Aim of the exercise:
Scan the records and identify every line in which the string "State" occurs, then return those lines.

Items:
>> BEGIN

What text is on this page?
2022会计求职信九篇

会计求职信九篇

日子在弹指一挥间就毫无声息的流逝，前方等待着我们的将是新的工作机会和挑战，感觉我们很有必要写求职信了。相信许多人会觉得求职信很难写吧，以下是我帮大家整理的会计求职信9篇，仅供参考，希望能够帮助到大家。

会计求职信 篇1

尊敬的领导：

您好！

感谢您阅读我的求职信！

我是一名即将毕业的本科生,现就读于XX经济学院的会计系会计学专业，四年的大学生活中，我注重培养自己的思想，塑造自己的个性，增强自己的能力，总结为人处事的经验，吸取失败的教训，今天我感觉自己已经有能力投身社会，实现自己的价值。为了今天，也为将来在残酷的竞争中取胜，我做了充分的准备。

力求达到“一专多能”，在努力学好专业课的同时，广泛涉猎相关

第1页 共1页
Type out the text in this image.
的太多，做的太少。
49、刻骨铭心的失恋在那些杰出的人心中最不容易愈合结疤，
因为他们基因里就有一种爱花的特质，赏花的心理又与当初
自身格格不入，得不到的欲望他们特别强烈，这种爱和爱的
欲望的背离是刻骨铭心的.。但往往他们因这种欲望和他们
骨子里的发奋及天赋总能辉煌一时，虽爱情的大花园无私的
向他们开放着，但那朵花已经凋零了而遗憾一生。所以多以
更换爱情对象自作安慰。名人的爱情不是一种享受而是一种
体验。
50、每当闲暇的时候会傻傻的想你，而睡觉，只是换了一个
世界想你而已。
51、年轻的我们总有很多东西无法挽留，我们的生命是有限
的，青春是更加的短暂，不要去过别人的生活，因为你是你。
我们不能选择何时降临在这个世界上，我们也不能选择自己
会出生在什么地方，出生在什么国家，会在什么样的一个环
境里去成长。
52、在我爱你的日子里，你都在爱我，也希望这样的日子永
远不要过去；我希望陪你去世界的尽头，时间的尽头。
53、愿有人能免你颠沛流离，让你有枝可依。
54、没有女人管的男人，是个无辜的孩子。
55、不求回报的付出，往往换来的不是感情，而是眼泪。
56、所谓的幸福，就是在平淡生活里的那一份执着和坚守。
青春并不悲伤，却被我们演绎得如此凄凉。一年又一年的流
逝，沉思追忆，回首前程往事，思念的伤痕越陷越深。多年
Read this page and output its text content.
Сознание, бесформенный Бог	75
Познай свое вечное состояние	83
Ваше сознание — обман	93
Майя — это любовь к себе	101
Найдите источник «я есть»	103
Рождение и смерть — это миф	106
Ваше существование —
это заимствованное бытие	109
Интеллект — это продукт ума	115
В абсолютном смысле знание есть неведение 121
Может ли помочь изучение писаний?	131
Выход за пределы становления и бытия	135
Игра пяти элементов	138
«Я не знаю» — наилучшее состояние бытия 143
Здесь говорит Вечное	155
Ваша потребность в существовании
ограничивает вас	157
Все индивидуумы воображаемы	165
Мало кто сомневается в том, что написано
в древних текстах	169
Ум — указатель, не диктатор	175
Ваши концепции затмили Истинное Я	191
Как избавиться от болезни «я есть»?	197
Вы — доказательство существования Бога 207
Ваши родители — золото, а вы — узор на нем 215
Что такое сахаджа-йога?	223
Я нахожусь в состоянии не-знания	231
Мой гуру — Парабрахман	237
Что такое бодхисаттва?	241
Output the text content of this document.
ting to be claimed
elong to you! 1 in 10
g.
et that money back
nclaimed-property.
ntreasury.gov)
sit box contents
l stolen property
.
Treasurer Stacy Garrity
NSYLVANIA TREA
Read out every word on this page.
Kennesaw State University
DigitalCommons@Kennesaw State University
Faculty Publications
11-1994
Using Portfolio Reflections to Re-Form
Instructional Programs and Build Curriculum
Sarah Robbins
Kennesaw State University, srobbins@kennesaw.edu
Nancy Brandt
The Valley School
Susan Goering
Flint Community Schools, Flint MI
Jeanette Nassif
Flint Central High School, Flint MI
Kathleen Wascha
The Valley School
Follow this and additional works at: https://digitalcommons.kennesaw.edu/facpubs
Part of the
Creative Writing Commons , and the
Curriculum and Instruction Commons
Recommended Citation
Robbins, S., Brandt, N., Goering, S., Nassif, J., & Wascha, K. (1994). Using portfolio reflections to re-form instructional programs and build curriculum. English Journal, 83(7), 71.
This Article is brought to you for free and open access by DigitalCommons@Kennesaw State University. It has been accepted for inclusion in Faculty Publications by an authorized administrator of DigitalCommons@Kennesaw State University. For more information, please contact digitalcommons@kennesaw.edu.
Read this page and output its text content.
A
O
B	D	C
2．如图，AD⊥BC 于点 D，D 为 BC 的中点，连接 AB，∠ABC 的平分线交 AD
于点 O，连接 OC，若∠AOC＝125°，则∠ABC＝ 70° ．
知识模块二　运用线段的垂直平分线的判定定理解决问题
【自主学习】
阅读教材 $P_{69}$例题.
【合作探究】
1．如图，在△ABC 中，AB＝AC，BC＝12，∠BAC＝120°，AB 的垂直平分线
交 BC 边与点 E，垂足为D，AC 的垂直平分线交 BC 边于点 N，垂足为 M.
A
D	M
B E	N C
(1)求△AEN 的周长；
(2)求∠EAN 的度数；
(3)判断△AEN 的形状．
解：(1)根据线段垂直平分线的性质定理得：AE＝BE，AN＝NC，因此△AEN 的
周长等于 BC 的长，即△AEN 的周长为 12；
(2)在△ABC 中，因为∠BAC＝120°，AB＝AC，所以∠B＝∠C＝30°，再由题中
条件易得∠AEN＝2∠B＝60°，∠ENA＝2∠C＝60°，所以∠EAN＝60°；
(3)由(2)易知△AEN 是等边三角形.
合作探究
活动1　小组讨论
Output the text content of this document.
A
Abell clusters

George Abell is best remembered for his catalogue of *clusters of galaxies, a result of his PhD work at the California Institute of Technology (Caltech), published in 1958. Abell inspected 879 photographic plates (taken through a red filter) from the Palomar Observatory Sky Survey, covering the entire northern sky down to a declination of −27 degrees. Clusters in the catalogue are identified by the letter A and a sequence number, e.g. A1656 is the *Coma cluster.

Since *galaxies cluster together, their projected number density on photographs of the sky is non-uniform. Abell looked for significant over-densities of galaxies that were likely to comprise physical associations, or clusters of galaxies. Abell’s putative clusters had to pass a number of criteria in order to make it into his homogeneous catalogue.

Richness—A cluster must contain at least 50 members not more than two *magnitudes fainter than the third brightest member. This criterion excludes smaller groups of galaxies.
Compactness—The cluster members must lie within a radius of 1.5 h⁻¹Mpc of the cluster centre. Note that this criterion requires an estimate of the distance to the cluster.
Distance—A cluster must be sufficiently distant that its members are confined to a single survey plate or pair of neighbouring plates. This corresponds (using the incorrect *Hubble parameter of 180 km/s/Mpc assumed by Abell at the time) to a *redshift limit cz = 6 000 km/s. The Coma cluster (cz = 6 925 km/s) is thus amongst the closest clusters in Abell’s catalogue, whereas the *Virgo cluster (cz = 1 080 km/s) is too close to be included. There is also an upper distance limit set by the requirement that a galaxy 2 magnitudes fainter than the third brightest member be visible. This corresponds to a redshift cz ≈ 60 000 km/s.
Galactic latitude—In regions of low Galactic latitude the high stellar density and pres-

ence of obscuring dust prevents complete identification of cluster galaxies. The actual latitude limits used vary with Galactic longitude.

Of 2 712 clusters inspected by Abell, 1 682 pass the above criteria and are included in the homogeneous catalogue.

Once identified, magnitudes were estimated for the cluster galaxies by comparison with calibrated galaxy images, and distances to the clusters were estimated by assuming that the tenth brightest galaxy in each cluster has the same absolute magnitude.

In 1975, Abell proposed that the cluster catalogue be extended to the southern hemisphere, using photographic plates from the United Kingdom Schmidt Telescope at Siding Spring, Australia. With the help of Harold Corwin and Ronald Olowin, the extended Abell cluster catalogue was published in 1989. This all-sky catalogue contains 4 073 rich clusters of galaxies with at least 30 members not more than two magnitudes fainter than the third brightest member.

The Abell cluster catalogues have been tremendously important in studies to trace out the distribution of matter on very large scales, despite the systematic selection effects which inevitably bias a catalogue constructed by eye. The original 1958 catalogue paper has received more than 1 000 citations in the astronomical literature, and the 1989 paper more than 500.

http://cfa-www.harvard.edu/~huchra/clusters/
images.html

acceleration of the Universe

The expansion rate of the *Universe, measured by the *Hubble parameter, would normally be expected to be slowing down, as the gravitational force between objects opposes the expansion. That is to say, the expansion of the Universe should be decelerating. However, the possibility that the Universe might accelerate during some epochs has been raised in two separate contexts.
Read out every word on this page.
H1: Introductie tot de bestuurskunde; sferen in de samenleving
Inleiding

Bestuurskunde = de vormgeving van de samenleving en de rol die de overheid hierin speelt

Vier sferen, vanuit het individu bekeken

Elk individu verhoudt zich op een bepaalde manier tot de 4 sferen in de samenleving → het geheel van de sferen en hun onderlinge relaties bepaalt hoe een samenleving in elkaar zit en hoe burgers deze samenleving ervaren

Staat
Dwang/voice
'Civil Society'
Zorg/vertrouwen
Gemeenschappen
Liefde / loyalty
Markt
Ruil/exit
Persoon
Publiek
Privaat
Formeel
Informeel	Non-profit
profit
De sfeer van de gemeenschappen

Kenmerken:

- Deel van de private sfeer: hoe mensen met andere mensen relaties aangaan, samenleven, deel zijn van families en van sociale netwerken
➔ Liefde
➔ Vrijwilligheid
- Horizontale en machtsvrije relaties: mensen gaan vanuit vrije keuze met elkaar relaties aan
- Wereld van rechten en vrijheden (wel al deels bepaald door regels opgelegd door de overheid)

>> END

Worked answer:
Kennesaw State University
DigitalCommons@Kennesaw State University
Kennesaw State University, srobbins@kennesaw.edu
This Article is brought to you for free and open access by DigitalCommons@Kennesaw State University. It has been accepted for inclusion in Faculty Publications by an authorized administrator of DigitalCommons@Kennesaw State University. For more information, please contact digitalcommons@kennesaw.edu.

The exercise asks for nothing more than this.